To be done
Which lines in the stored entries below contain the word "label"? Pick out each of them and copy it in full.

[Stored entries]
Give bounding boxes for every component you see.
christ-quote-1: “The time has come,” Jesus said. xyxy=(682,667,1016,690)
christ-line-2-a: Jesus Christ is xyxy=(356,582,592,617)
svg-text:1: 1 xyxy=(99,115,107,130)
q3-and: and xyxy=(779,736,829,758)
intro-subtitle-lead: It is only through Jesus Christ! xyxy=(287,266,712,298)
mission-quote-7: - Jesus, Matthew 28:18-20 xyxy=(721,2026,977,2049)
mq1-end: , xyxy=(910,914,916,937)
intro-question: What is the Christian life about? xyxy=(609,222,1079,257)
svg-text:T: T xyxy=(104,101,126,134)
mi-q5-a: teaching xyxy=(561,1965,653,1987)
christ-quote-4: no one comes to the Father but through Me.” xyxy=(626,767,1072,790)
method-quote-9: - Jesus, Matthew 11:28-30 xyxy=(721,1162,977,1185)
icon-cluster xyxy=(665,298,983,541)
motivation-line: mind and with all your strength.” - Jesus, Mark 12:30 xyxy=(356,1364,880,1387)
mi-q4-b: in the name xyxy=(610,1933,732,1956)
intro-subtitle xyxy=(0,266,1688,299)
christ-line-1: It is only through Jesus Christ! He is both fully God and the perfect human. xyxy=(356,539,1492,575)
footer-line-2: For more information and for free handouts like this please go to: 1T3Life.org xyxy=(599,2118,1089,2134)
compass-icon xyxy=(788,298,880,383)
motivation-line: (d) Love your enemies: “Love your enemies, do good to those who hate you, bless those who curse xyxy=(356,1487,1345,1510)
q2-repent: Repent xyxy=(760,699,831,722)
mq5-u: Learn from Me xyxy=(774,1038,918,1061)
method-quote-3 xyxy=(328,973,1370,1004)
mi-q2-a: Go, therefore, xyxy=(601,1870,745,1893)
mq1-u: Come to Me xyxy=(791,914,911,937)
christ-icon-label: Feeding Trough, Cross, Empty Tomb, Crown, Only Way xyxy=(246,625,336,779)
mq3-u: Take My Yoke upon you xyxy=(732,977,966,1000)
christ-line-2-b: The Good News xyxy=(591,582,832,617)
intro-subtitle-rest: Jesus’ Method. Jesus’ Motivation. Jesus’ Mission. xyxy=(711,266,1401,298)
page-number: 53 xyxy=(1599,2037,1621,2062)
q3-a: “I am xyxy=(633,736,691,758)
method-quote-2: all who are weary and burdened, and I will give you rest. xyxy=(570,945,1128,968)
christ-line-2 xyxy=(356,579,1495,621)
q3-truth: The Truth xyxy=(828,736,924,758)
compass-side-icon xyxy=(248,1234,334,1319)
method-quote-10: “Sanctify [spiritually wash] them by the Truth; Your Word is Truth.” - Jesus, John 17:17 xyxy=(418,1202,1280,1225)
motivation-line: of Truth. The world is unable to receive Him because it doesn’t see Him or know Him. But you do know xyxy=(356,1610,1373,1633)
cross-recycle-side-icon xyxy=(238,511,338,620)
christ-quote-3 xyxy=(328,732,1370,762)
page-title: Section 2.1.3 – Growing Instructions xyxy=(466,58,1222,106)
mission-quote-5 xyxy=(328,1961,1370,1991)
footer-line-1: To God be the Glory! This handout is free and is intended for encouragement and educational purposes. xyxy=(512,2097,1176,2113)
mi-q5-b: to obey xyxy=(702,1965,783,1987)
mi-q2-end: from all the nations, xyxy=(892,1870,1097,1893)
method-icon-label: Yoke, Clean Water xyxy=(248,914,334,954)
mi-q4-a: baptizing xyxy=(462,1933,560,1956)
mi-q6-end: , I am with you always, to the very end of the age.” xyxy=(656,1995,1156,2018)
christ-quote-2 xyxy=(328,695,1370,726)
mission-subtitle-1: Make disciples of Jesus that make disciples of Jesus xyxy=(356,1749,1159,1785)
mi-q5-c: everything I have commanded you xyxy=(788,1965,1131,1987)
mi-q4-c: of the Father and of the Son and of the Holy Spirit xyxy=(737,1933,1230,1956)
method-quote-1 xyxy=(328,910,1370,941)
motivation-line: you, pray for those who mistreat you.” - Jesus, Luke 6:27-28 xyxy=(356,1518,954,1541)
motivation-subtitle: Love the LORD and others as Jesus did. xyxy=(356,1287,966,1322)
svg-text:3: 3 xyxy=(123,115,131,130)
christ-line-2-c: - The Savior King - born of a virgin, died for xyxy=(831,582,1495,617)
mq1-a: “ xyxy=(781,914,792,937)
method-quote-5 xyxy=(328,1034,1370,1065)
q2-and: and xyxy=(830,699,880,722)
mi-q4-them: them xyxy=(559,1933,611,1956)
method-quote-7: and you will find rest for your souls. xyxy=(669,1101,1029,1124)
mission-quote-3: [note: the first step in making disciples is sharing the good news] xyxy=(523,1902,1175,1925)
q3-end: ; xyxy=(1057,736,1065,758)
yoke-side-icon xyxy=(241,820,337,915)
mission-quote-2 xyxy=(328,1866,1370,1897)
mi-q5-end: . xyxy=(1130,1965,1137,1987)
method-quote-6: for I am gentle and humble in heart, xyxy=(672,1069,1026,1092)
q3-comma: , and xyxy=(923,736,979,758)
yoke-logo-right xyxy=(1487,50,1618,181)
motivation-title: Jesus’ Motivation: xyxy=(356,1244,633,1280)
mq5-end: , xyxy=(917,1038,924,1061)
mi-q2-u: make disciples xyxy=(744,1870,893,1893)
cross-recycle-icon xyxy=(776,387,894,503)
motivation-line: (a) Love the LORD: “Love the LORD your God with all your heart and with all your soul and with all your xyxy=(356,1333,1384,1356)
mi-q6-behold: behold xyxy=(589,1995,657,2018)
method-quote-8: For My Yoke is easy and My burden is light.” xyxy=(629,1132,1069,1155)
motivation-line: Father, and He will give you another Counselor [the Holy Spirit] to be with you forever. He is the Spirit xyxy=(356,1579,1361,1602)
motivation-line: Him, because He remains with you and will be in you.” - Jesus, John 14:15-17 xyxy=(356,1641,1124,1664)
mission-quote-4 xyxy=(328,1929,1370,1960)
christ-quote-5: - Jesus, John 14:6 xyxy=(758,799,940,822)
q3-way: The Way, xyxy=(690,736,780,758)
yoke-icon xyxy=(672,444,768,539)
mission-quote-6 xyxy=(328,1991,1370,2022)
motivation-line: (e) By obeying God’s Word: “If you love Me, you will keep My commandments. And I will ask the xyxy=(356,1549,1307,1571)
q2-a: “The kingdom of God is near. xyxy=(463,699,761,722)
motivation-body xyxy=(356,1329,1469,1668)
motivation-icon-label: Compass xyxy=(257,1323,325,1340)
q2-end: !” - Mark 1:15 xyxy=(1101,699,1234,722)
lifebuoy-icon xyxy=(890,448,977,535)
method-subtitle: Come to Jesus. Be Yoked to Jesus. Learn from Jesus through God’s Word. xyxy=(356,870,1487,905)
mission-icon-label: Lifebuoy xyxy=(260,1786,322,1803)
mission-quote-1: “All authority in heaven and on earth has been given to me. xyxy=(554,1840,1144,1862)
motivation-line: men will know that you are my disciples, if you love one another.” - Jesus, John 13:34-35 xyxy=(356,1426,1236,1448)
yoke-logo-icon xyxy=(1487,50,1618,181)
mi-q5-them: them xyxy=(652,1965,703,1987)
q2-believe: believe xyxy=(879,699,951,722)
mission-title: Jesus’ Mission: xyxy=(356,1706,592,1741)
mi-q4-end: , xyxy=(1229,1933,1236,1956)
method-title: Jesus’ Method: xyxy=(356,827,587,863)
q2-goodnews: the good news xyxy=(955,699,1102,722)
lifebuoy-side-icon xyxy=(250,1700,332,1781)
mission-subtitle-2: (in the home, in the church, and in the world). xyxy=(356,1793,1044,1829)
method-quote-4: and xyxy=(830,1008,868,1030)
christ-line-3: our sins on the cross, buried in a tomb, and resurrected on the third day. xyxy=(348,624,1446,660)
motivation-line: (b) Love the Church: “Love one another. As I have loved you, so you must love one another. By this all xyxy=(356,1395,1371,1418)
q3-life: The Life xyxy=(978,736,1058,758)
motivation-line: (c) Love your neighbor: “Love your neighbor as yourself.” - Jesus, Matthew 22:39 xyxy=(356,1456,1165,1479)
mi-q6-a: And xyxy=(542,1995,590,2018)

The result
christ-icon-label: Feeding Trough, Cross, Empty Tomb, Crown, Only Way xyxy=(246,625,336,779)
method-icon-label: Yoke, Clean Water xyxy=(248,914,334,954)
motivation-icon-label: Compass xyxy=(257,1323,325,1340)
mission-icon-label: Lifebuoy xyxy=(260,1786,322,1803)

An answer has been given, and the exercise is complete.